> _TEXTE_
"Nous ne sommes pas encore à l'humanisme numérique" : c'est par ces mots que Vincent Montagne, président du SNE (Syndicat National de l'Édition et principal organisateur de la journée), a ouvert cette nouvelle édition des assises du numérique. C'est pour nous l'occasion de rappeler les grands thèmes de cette édition : la mutualisation des connaissances, l'ouverture du dialogue, la collaboration interprofessionnelle et surtout l'ouverture à l'international. Ce dernier point est particulièrement révolutionnaire. En effet, personne n'avait jusqu'alors pensé à supprimer les frontières grâce au numérique. C'est aujourd'hui chose faite et il n'est pas trop tard pour s'y mettre.
Tout en taclant délicatement Amazon et ses ambitions monopolistiques, Vincent Montagne a tenu à rappeler "qu'à l'heure du numérique, le métier d'éditeur reste indispensable dans l'accompagnement de l'auteur et dans le déploiement du livre". Une remarque qui dénote encore la crainte de nombreux éditeurs papier de voir leur métier s'évaporer dans les limbes du numérique.
L'évolution cognitive de la lectureLa première conférence de ces assises était dédiée à l'impact cognitif du passage du monde du livre au monde des écrans. Sur la scène du numérique du Salon du Livre, Alban Cerisier, secrétaire général des éditions Gallimard et président de la commission numérique du SNE, en a discuté avec Stanislas Dehaene, normalien et docteur en psychologie, et Pierre Léna, normalien lui aussi et élu à l'Académie des sciences. Par ailleurs, celle-ci vient de publier un rapport sur la relation des enfants aux écrans (L'enfant et les écrans écrit par Jean-François Bach, Serge Tisseron, Olivier Houdé et Pierre Léna, publié aux éditions Le Pommier).

> _DONNÉES FOURNIES_

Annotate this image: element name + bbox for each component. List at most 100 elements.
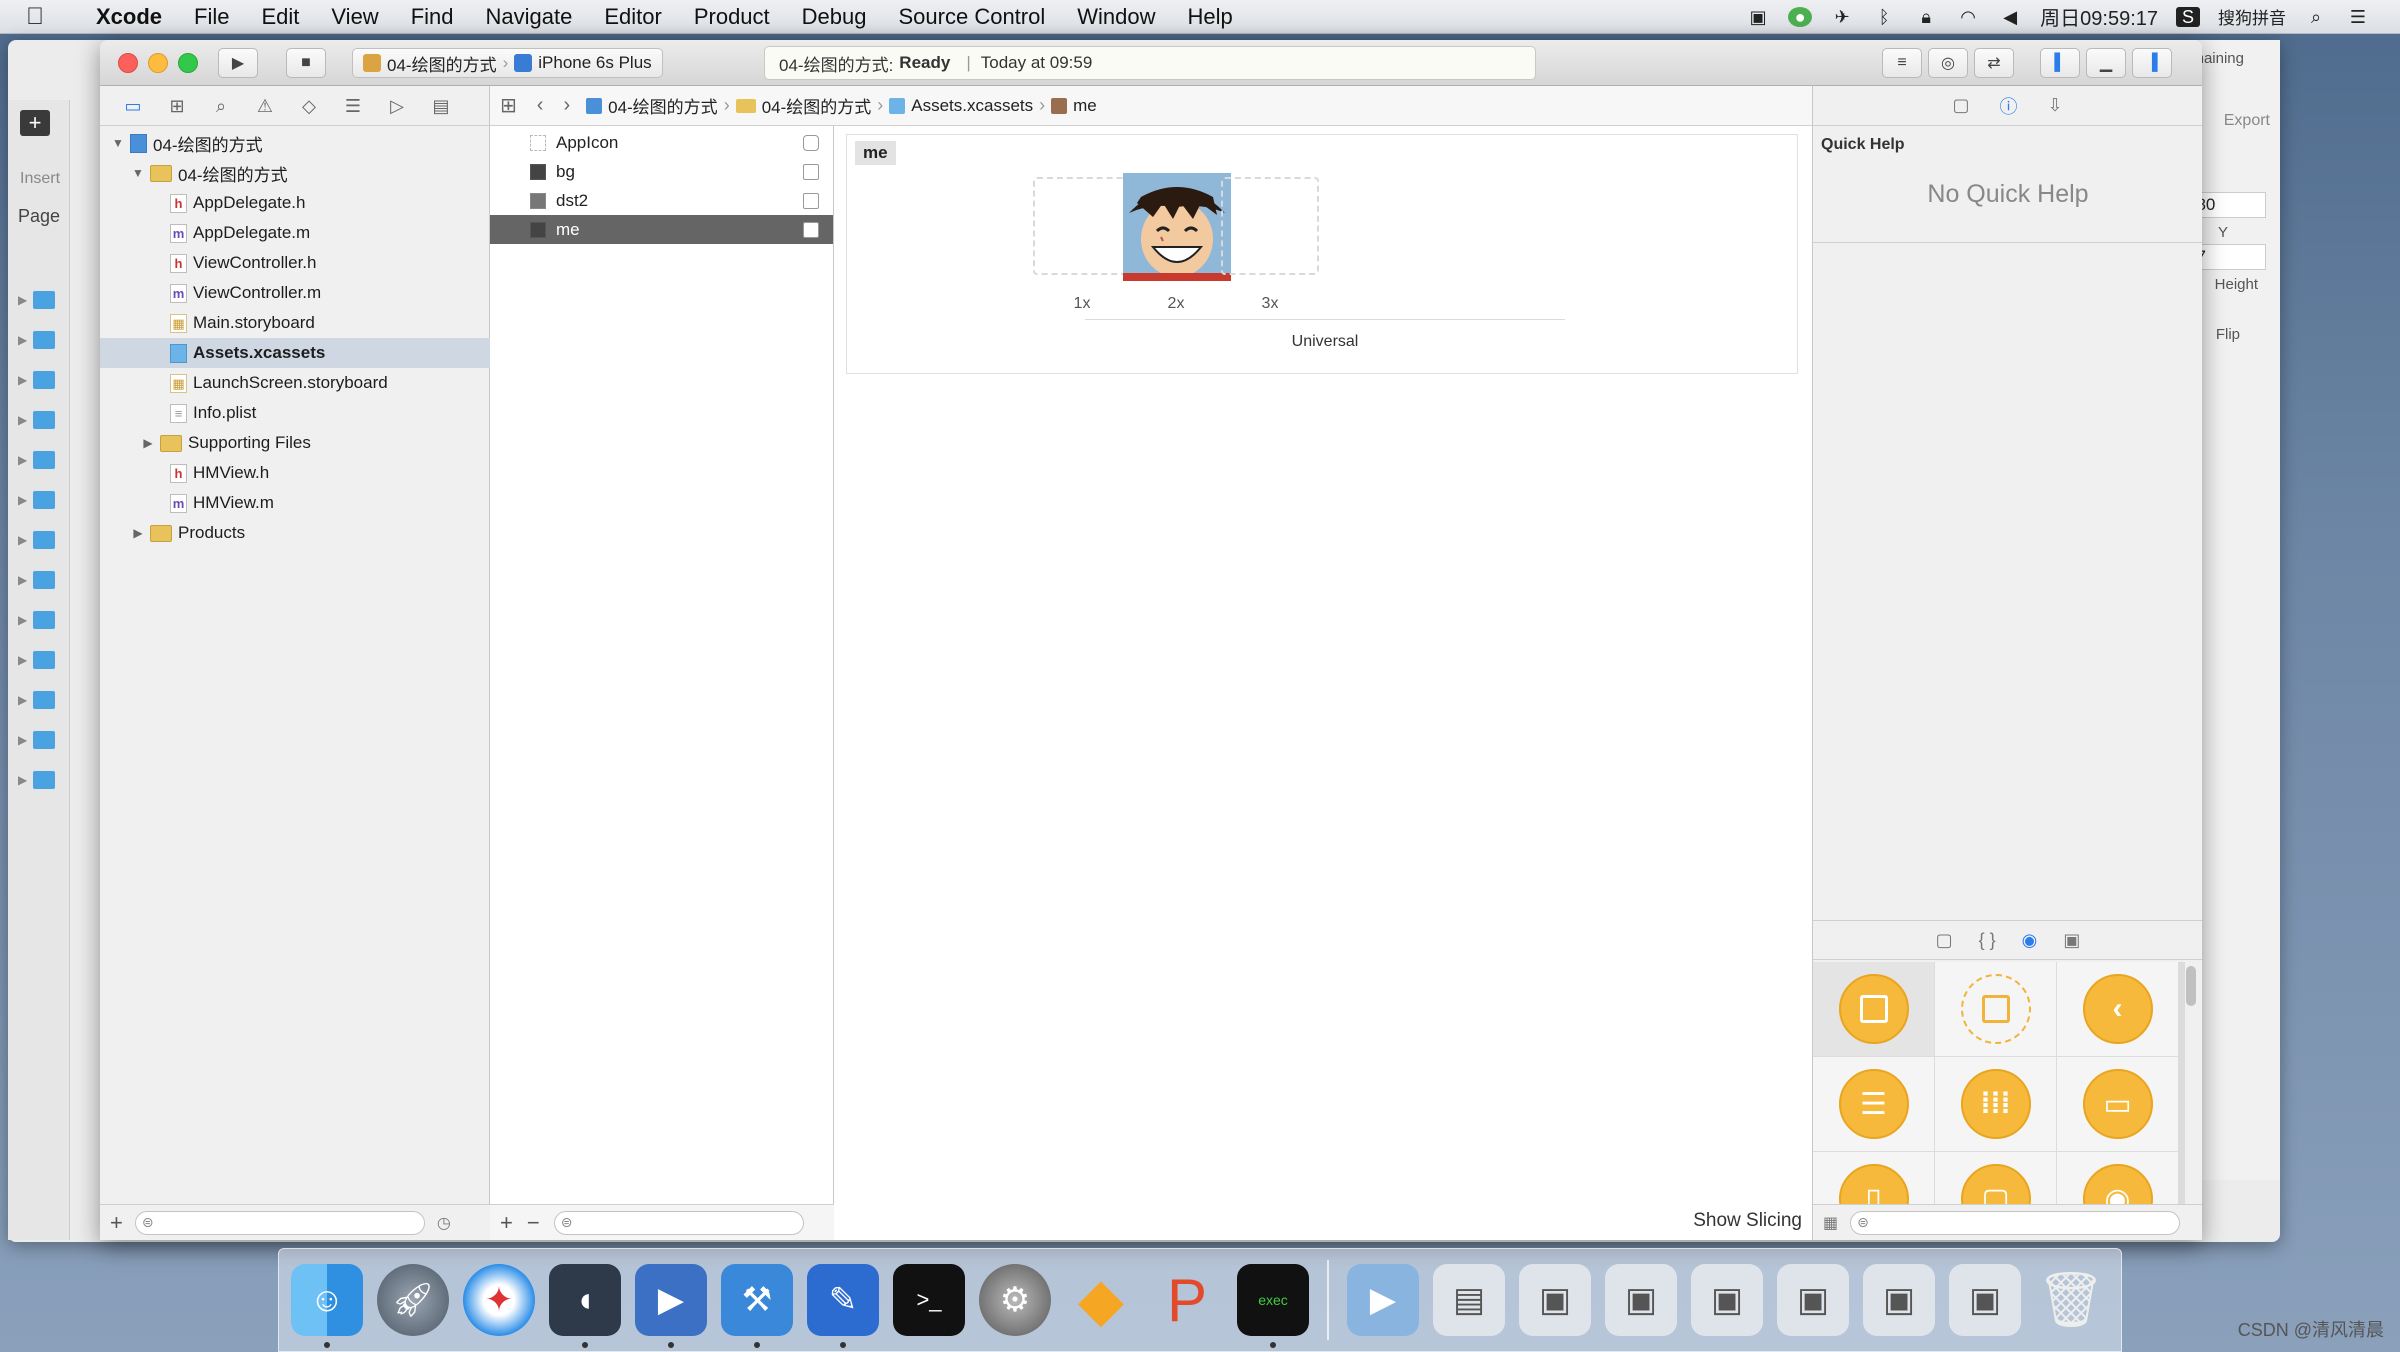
trash-icon[interactable]: 🗑︎	[2035, 1264, 2107, 1336]
library-item[interactable]: ‹	[2057, 962, 2178, 1056]
forward-icon[interactable]: ›	[553, 94, 580, 117]
bg-layer[interactable]: ▶	[18, 560, 68, 600]
asset-row[interactable]: dst2	[490, 186, 833, 215]
minimized-window-icon[interactable]: ▣	[1691, 1264, 1763, 1336]
volume-icon[interactable]: ◀	[1998, 7, 2022, 27]
library-item[interactable]: ▭	[2057, 1057, 2178, 1151]
scheme-device[interactable]: iPhone 6s Plus	[538, 53, 651, 73]
exec-terminal-icon[interactable]: exec	[1237, 1264, 1309, 1348]
version-editor-button[interactable]: ⇄	[1974, 48, 2014, 78]
system-preferences-icon[interactable]: ⚙	[979, 1264, 1051, 1336]
stop-button[interactable]: ■	[286, 48, 326, 78]
file-inspector-icon[interactable]: ▢	[1952, 95, 1969, 116]
close-button[interactable]	[118, 53, 138, 73]
folder-icon[interactable]: ▭	[122, 96, 144, 116]
menu-source-control[interactable]: Source Control	[883, 4, 1062, 30]
disclosure-open-icon[interactable]: ▼	[130, 166, 146, 180]
tree-row[interactable]: ▼ 04-绘图的方式	[100, 128, 490, 158]
library-item[interactable]	[1935, 962, 2056, 1056]
bg-layer[interactable]: ▶	[18, 720, 68, 760]
clock[interactable]: 周日09:59:17	[2040, 2, 2158, 31]
breadcrumb-group[interactable]: 04-绘图的方式	[730, 93, 878, 118]
tree-row[interactable]: m HMView.m	[100, 488, 490, 518]
bg-layer[interactable]: ▶	[18, 680, 68, 720]
breadcrumb-assets[interactable]: Assets.xcassets	[883, 96, 1039, 116]
add-icon[interactable]: +	[110, 1210, 123, 1236]
library-item[interactable]: ☰	[1813, 1057, 1934, 1151]
launchpad-icon[interactable]: 🚀︎	[377, 1264, 449, 1336]
bg-layer[interactable]: ▶	[18, 760, 68, 800]
add-icon[interactable]: +	[500, 1210, 513, 1236]
assistant-editor-button[interactable]: ◎	[1928, 48, 1968, 78]
terminal-icon[interactable]: >_	[893, 1264, 965, 1336]
navigator-filter[interactable]: ⊜	[134, 1210, 425, 1235]
minimized-window-icon[interactable]: ▣	[1519, 1264, 1591, 1336]
tree-row[interactable]: m ViewController.m	[100, 278, 490, 308]
input-method-label[interactable]: 搜狗拼音	[2218, 4, 2286, 29]
sogou-icon[interactable]: S	[2176, 6, 2200, 27]
sketch-icon[interactable]: ◆	[1065, 1264, 1137, 1336]
zoom-button[interactable]	[178, 53, 198, 73]
tree-row[interactable]: ▦ Main.storyboard	[100, 308, 490, 338]
library-item[interactable]	[1813, 962, 1934, 1056]
tree-row[interactable]: h ViewController.h	[100, 248, 490, 278]
attributes-icon[interactable]: ⇩	[2047, 95, 2062, 116]
report-icon[interactable]: ▤	[430, 96, 452, 116]
breadcrumb-image[interactable]: me	[1045, 96, 1103, 116]
standard-editor-button[interactable]: ≡	[1882, 48, 1922, 78]
test-icon[interactable]: ◇	[298, 96, 320, 116]
bg-layer[interactable]: ▶	[18, 400, 68, 440]
quick-help-icon[interactable]: ⓘ	[1999, 93, 2017, 119]
bg-layer[interactable]: ▶	[18, 280, 68, 320]
search-icon[interactable]: ⌕	[210, 96, 232, 116]
menu-product[interactable]: Product	[678, 4, 786, 30]
apple-icon[interactable]: 	[26, 3, 62, 31]
asset-row[interactable]: bg	[490, 157, 833, 186]
lock-icon[interactable]: 🔒︎	[1914, 7, 1938, 27]
bg-layer[interactable]: ▶	[18, 440, 68, 480]
show-slicing-button[interactable]: Show Slicing	[1693, 1210, 1802, 1232]
network-monitor-icon[interactable]: ●	[1788, 6, 1813, 27]
insert-plus-icon[interactable]: +	[20, 110, 50, 136]
scheme-selector[interactable]: 04-绘图的方式 › iPhone 6s Plus	[352, 48, 663, 78]
notification-center-icon[interactable]: ☰	[2346, 7, 2370, 27]
tree-row[interactable]: ▼ 04-绘图的方式	[100, 158, 490, 188]
toggle-utilities-button[interactable]: ▐	[2132, 48, 2172, 78]
back-icon[interactable]: ‹	[527, 94, 554, 117]
recent-files-icon[interactable]: ◷	[437, 1213, 451, 1233]
quicktime-icon[interactable]: ▶	[1347, 1264, 1419, 1336]
menu-app[interactable]: Xcode	[80, 4, 178, 30]
bg-layer[interactable]: ▶	[18, 360, 68, 400]
wifi-icon[interactable]: ◠	[1956, 7, 1980, 27]
image-set-name[interactable]: me	[855, 141, 896, 165]
minimized-window-icon[interactable]: ▣	[1605, 1264, 1677, 1336]
minimized-window-icon[interactable]: ▣	[1863, 1264, 1935, 1336]
menu-find[interactable]: Find	[395, 4, 470, 30]
asset-row[interactable]: AppIcon	[490, 128, 833, 157]
spotlight-icon[interactable]: ⌕	[2304, 7, 2328, 27]
toggle-navigator-button[interactable]: ▌	[2040, 48, 2080, 78]
remove-icon[interactable]: −	[527, 1210, 540, 1236]
media-library-icon[interactable]: ▣	[2063, 930, 2080, 951]
slot-2x[interactable]	[1123, 173, 1231, 281]
menu-edit[interactable]: Edit	[245, 4, 315, 30]
paw-app-icon[interactable]: P	[1151, 1264, 1223, 1336]
symbol-navigator-icon[interactable]: ⊞	[166, 96, 188, 116]
file-template-icon[interactable]: ▢	[1936, 930, 1953, 951]
code-snippet-icon[interactable]: { }	[1979, 930, 1996, 951]
toggle-debug-area-button[interactable]: ▁	[2086, 48, 2126, 78]
minimize-button[interactable]	[148, 53, 168, 73]
disclosure-closed-icon[interactable]: ▶	[140, 436, 156, 450]
menu-view[interactable]: View	[315, 4, 394, 30]
bg-layer[interactable]: ▶	[18, 640, 68, 680]
menu-help[interactable]: Help	[1172, 4, 1249, 30]
breadcrumb-project[interactable]: 04-绘图的方式	[580, 93, 724, 118]
debug-icon[interactable]: ☰	[342, 96, 364, 116]
bg-layer[interactable]: ▶	[18, 520, 68, 560]
menu-debug[interactable]: Debug	[786, 4, 883, 30]
scheme-target[interactable]: 04-绘图的方式	[387, 51, 497, 76]
disclosure-closed-icon[interactable]: ▶	[130, 526, 146, 540]
xcode-icon[interactable]: ⚒	[721, 1264, 793, 1348]
screen-record-icon[interactable]: ▣	[1746, 7, 1770, 27]
tree-row[interactable]: Assets.xcassets	[100, 338, 490, 368]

> _À FAIRE_
1. Dans le texte sur les assises du numérique, relevez tel quel le passage qui s'ouvre sur les mots contenant "L'évolution cognitive de" et se termine par "éditions Le Pommier).".
2. Poursuivez le texte sur les assises du numérique à partir de sa dernière phrase.

> _RÉPONSES ATTENDUES_
1.
L'évolution cognitive de la lectureLa première conférence de ces assises était dédiée à l'impact cognitif du passage du monde du livre au monde des écrans. Sur la scène du numérique du Salon du Livre, Alban Cerisier, secrétaire général des éditions Gallimard et président de la commission numérique du SNE, en a discuté avec Stanislas Dehaene, normalien et docteur en psychologie, et Pierre Léna, normalien lui aussi et élu à l'Académie des sciences. Par ailleurs, celle-ci vient de publier un rapport sur la relation des enfants aux écrans (L'enfant et les écrans écrit par Jean-François Bach, Serge Tisseron, Olivier Houdé et Pierre Léna, publié aux éditions Le Pommier).

2.
Il ressort de ce rapport qu'il est actuellement "possible d'opposer deux cultures : celle des livres et celles des écrans". Cette rupture est à la fois "culturelle, cognitive et psychologique".
Le numérique, au sens large (internet, jeux vidéo, gps, etc.) avec cette interactivité et cette interconnectivité de plus en plus poussée, modifie profondément notre rapport à la lecture et notre rapport à l'image. Alors qu'auparavant, la lecture était essentiellement verticale, aujourd'hui, avec l'arrivée du lien hypertexte et du multimédia, elle devient horizontale. C'est la tentation du papillonnage accompagnée du risque de se demander : "comment suis-je arrivé là ?"
Stanislas Dehaene affirme alors que le livre papier et sa logique de lecture peut grandement favoriser une immersion plus importante sur les supports numériques : "l'intelligence narrative qui nous permet de créer une chronologie, une feuille de route, est indispensable dans notre relation à ces nouveaux écrans qui ont tendance à nous disperser."
Par conséquent, les logiques de lecture sur papier seront, selon lui, capitales dans le développement du numérique et dans l'appréhension de leur contenu.
C'est pour cette raison qu'on considère que l'opposition entre la culture du livre et la culture des écrans va s'atténuer dans le futur.Comme le rappelle très justement Pierre Léna : "Actuellement, les livres numériques ressemblent fort aux livres papier, dans leur logique cognitive et dans la présentation de leur contenu. Mais il y a fort à parier que bientôt, ils intègreront de plus en plus les possibilités multimédias. Le traitement du contenu du livre numérique va intégrer celui qu'on réserve encore à internet, aux jeux vidéo, au gps, etc."
Nous pouvons ainsi conclure au terme de cette première conférence que, si le rapport cognitif de l'acte de lire évolue dans le monde des écrans, la logique de lecture du livre papier constituera une formidable aide pour saisir les opportunités offertes par le futur du livre numérique.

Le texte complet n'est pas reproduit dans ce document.